WRITTEN PROBLEM.
Starting at the row containing "text: — Elles" and ending at the row containing "list-prefix: Les xyxy=(448,344,472,360)", change "etiology-list" to "cause-list". Give those rows again with everything else unchanged.

SOURCE MATERIAL.

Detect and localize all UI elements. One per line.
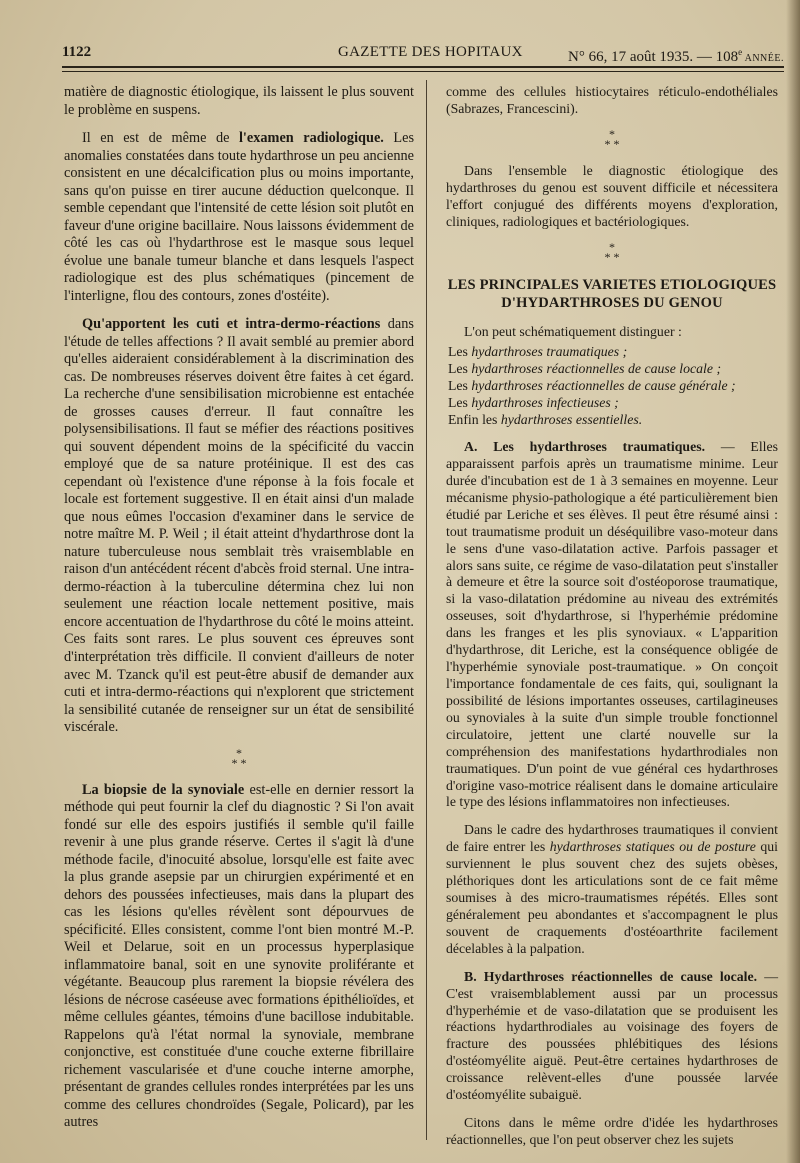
text: — Elles apparaissent parfois après un traumatisme minime. Leur durée d'incubation est de 1 à 3 semaines en moyenne. Leur mécanisme physio-pathologique a été particulièrement bien étudié par Leriche et ses élèves. Il peut être résumé ainsi : tout traumatisme produit un déséquilibre vaso-moteur dans le sens d'une vaso-dilatation active. Parfois passager et alors sans suite, ce régime de vaso-dilatation peut s'installer à demeure et être la source soit d'ostéoporose traumatique, si la vaso-dilatation prédomine au niveau des extrémités osseuses, soit d'hydarthrose, si l'hyperhémie prédomine dans les franges et les plis synoviaux. « L'apparition d'hydarthrose, dit Leriche, est la conséquence obligée de l'hyperhémie synoviale post-traumatique. » On conçoit l'importance fondamentale de ces faits, qui, soulignant la possibilité de lésions importantes osseuses, cartilagineuses ou synoviales à la suite d'un simple trouble fonctionnel circulatoire, jettent une clarté nouvelle sur la compréhension des manifestations hydarthrodiales non traumatiques. D'un point de vue général ces hydarthroses d'origine vaso-motrice réalisent dans le domaine articulaire le type des lésions inflammatoires non infectieuses. xyxy=(446,439,778,810)
etiology-list xyxy=(446,344,778,429)
list-item-text: hydarthroses essentielles. xyxy=(500,412,643,428)
star-bottom: * * xyxy=(604,249,620,264)
list-prefix: Les xyxy=(448,344,472,360)
journal-title: GAZETTE DES HOPITAUX xyxy=(338,44,523,60)
paragraph-reactional: Citons dans le même ordre d'idée les hydarthroses réactionnelles, que l'on peut observer chez les sujets xyxy=(446,1115,778,1148)
issue-year-label: ANNÉE. xyxy=(742,53,784,64)
asterism-separator xyxy=(64,745,414,770)
issue-ordinal: e xyxy=(738,47,743,57)
text: Dans le cadre des hydarthroses traumatiques il convient de faire entrer les xyxy=(446,822,778,855)
list-item xyxy=(446,344,778,361)
bold-heading: La biopsie de la synoviale xyxy=(82,781,245,798)
section-title xyxy=(446,276,778,312)
star-bottom: * * xyxy=(231,755,247,770)
paragraph-traumatic xyxy=(446,439,778,811)
paragraph-continued: matière de diagnostic étiologique, ils laissent le plus souvent le problème en suspens. xyxy=(64,84,414,118)
list-prefix: Enfin les xyxy=(448,412,501,428)
issue-date: N° 66, 17 août 1935. — 108 xyxy=(568,49,739,65)
paragraph-cuti-reactions xyxy=(64,316,414,736)
bold-heading: Qu'apportent les cuti et intra-dermo-réactions xyxy=(82,316,381,333)
bold-heading: A. Les hydarthroses traumatiques. xyxy=(464,439,706,455)
list-item xyxy=(446,378,778,395)
section-title-line-1: LES PRINCIPALES VARIETES ETIOLOGIQUES xyxy=(447,276,777,293)
bold-heading: l'examen radiologique. xyxy=(238,130,384,147)
text: dans l'étude de telles affections ? Il avait semblé au premier abord qu'elles aideraient considérablement à la discrimination des cas. De nombreuses réserves doivent être faites à cet égard. La recherche d'une sensibilisation microbienne est entachée de grosses causes d'erreur. Il faut connaître les polysensibilisations. Il faut se méfier des réactions positives qui souvent dépendent moins de la spécificité du vaccin employé que de sa nature protéinique. Il est des cas cependant où l'existence d'une réponse à la fois focale et locale est fortement suggestive. Il en était ainsi d'un malade que nous eûmes l'occasion d'examiner dans le service de notre maître M. P. Weil ; il était atteint d'hydarthrose dont la nature tuberculeuse nous semblait très vraisemblable en raison d'un antécédent récent d'abcès froid sternal. Une intra-dermo-réaction à la tuberculine détermina chez lui non seulement une réaction locale nettement positive, mais encore accentuation de l'hydarthrose du côté le moins atteint. Ces faits sont rares. Le plus souvent ces épreuves sont d'interprétation très difficile. Il convient d'ailleurs de noter avec M. Tzanck qu'il est peut-être abusif de demander aux cuti et intra-dermo-réactions qui n'explorent que strictement la sensibilité cutanée de renseigner sur un état de sensibilité viscérale. xyxy=(64,316,414,736)
text: qui surviennent le plus souvent chez des sujets obèses, pléthoriques dont les articulations sont de ce fait même soumises à des micro-traumatismes répétés. Elles sont généralement peu abondantes et s'accompagnent le plus souvent de craquements d'ostéoarthrite facilement décelables à la palpation. xyxy=(446,839,778,956)
list-prefix: Les xyxy=(448,361,472,377)
list-item-text: hydarthroses réactionnelles de cause locale ; xyxy=(471,361,722,377)
list-item xyxy=(446,412,778,429)
page-number: 1122 xyxy=(62,44,92,60)
text: Les anomalies constatées dans toute hydarthrose un peu ancienne consistent en une décalcification plus ou moins importante, sans qu'on puisse en tirer aucune déduction quelconque. Il semble cependant que l'intensité de cette lésion soit plutôt en faveur d'une origine bacillaire. Nous laissons évidemment de côté les cas où l'hydarthrose est le masque sous lequel évolue une banale tumeur blanche et dans lesquels l'aspect radiologique est des plus schématiques (pincement de l'interligne, flou des contours, zones d'ostéite). xyxy=(64,130,415,304)
section-title-line-2: D'HYDARTHROSES DU GENOU xyxy=(501,294,723,311)
text: Il en est de même de xyxy=(82,130,239,147)
list-prefix: Les xyxy=(448,395,472,411)
right-column xyxy=(446,84,778,1149)
italic-term: hydarthroses statiques ou de posture xyxy=(549,839,756,855)
star-bottom: * * xyxy=(604,136,620,151)
paragraph-continued: comme des cellules histiocytaires réticulo-endothéliales (Sabrazes, Francescini). xyxy=(446,84,778,116)
star-top: * xyxy=(609,239,615,254)
list-item-text: hydarthroses réactionnelles de cause générale ; xyxy=(471,378,736,394)
list-item xyxy=(446,361,778,378)
text: — C'est vraisemblablement aussi par un processus d'hyperhémie et de vaso-dilatation que se produisent les réactions hydarthrodiales au voisinage des foyers de fracture des poussées phlébitiques des lésions d'ostéomyélite aiguë. Peut-être certaines hydarthroses de croissance relèvent-elles d'une poussée larvée d'ostéomyélite subaiguë. xyxy=(446,968,779,1103)
list-item-text: hydarthroses traumatiques ; xyxy=(471,344,628,360)
list-prefix: Les xyxy=(448,378,472,394)
left-column xyxy=(64,84,414,1132)
paragraph-summary: Dans l'ensemble le diagnostic étiologique des hydarthroses du genou est souvent difficile et nécessitera l'effort conjugué des différents moyens d'exploration, cliniques, radiologiques et bactériologiques. xyxy=(446,162,778,229)
paragraph-biopsy xyxy=(64,782,414,1132)
paragraph-local-cause xyxy=(446,969,778,1104)
asterism-separator xyxy=(446,239,778,264)
bold-heading: B. Hydarthroses réactionnelles de cause locale. xyxy=(464,968,758,984)
paragraph-static xyxy=(446,822,778,957)
text: est-elle en dernier ressort la méthode qui peut fournir la clef du diagnostic ? Si l'on avait fondé sur elle des espoirs justifiés il semble qu'il faille revenir à une plus grande réserve. Certes il s'agit là d'une méthode facile, d'inocuité absolue, lorsqu'elle est faite avec la plus grande asepsie par un chirurgien expérimenté et en dehors des poussées infectieuses, mais dans la plupart des cas les lésions qu'elles révèlent sont dépourvues de spécificité. Elles consistent, comme l'ont bien montré M.-P. Weil et Delarue, soit en un processus hyperplasique inflammatoire banal, soit en une synovite proliférante et végétante. Beaucoup plus rarement la biopsie révélera des lésions de nécrose caséeuse avec formations épithélioïdes, et même cellules géantes, témoins d'une bacillose indubitable. Rappelons qu'à l'état normal la synoviale, membrane conjonctive, est constituée d'une couche externe fibrillaire richement vascularisée et d'une couche interne amorphe, présentant de grandes cellules rondes interprétées par les uns comme des cellures chondroïdes (Segale, Policard), par les autres xyxy=(64,781,415,1131)
list-item xyxy=(446,395,778,412)
paragraph-radiology xyxy=(64,130,414,305)
header-rule-thin xyxy=(62,71,784,72)
star-top: * xyxy=(236,745,242,760)
page-edge-shadow xyxy=(786,0,800,1163)
page-header xyxy=(62,40,784,64)
column-divider xyxy=(426,80,427,1140)
header-rule-thick xyxy=(62,66,784,68)
list-intro: L'on peut schématiquement distinguer : xyxy=(464,323,682,339)
list-item-text: hydarthroses infectieuses ; xyxy=(471,395,619,411)
asterism-separator xyxy=(446,126,778,151)
star-top: * xyxy=(609,126,615,141)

SOLUTION TO THIS PROBLEM.
text: — Elles apparaissent parfois après un traumatisme minime. Leur durée d'incubation est de 1 à 3 semaines en moyenne. Leur mécanisme physio-pathologique a été particulièrement bien étudié par Leriche et ses élèves. Il peut être résumé ainsi : tout traumatisme produit un déséquilibre vaso-moteur dans le sens d'une vaso-dilatation active. Parfois passager et alors sans suite, ce régime de vaso-dilatation peut s'installer à demeure et être la source soit d'ostéoporose traumatique, si la vaso-dilatation prédomine au niveau des extrémités osseuses, soit d'hydarthrose, si l'hyperhémie prédomine dans les franges et les plis synoviaux. « L'apparition d'hydarthrose, dit Leriche, est la conséquence obligée de l'hyperhémie synoviale post-traumatique. » On conçoit l'importance fondamentale de ces faits, qui, soulignant la possibilité de lésions importantes osseuses, cartilagineuses ou synoviales à la suite d'un simple trouble fonctionnel circulatoire, jettent une clarté nouvelle sur la compréhension des manifestations hydarthrodiales non traumatiques. D'un point de vue général ces hydarthroses d'origine vaso-motrice réalisent dans le domaine articulaire le type des lésions inflammatoires non infectieuses. xyxy=(446,439,778,810)
cause-list xyxy=(446,344,778,429)
list-item-text: hydarthroses essentielles. xyxy=(500,412,643,428)
star-bottom: * * xyxy=(604,249,620,264)
list-prefix: Les xyxy=(448,344,472,360)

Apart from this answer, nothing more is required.